- **Data entries**
■ ■ ■ ■
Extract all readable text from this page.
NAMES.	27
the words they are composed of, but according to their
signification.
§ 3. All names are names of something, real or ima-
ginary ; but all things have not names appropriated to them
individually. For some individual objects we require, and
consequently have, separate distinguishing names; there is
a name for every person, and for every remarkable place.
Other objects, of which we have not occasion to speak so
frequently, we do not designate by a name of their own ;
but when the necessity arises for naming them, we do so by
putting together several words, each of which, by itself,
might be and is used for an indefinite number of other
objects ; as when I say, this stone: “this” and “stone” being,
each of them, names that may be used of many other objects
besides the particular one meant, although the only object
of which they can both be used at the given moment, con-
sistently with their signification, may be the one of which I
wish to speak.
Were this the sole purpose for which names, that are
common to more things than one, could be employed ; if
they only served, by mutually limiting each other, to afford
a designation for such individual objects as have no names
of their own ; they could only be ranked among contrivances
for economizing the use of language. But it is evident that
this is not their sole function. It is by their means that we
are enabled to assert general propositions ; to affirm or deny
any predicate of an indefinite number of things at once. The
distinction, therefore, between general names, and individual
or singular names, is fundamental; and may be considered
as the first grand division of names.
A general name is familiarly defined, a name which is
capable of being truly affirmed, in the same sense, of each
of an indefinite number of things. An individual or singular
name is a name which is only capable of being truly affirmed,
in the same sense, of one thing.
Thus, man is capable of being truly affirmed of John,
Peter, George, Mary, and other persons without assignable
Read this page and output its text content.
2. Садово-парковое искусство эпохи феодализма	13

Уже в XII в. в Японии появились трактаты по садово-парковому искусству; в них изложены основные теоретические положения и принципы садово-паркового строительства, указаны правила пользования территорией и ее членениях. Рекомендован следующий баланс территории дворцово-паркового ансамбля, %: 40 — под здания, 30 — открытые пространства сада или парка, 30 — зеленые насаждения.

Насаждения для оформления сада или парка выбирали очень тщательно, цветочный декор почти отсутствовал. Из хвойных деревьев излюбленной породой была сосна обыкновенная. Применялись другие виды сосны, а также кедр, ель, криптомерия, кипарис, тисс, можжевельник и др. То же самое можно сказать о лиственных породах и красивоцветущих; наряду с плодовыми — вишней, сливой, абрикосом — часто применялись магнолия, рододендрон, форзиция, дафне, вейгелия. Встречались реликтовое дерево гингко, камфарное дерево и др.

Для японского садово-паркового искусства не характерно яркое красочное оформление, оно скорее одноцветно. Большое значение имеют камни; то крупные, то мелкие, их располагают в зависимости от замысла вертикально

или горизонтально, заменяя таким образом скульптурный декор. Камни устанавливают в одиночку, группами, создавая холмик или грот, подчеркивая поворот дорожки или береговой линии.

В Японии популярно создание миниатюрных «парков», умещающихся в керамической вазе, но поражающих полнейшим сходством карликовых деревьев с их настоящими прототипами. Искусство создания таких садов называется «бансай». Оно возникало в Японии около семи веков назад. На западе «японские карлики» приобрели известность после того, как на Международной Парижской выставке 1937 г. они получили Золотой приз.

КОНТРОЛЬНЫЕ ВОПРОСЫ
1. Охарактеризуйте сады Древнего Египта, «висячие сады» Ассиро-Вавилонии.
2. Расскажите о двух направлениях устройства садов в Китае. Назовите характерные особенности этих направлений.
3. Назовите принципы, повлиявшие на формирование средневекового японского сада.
■ ■ ■ ■
- **Prompt**
Go through the listing above and locate each line that holds the word "same". Copy those lines.

- **Completed exercise**
capable of being truly affirmed, in the same sense, of each
in the same sense, of one thing.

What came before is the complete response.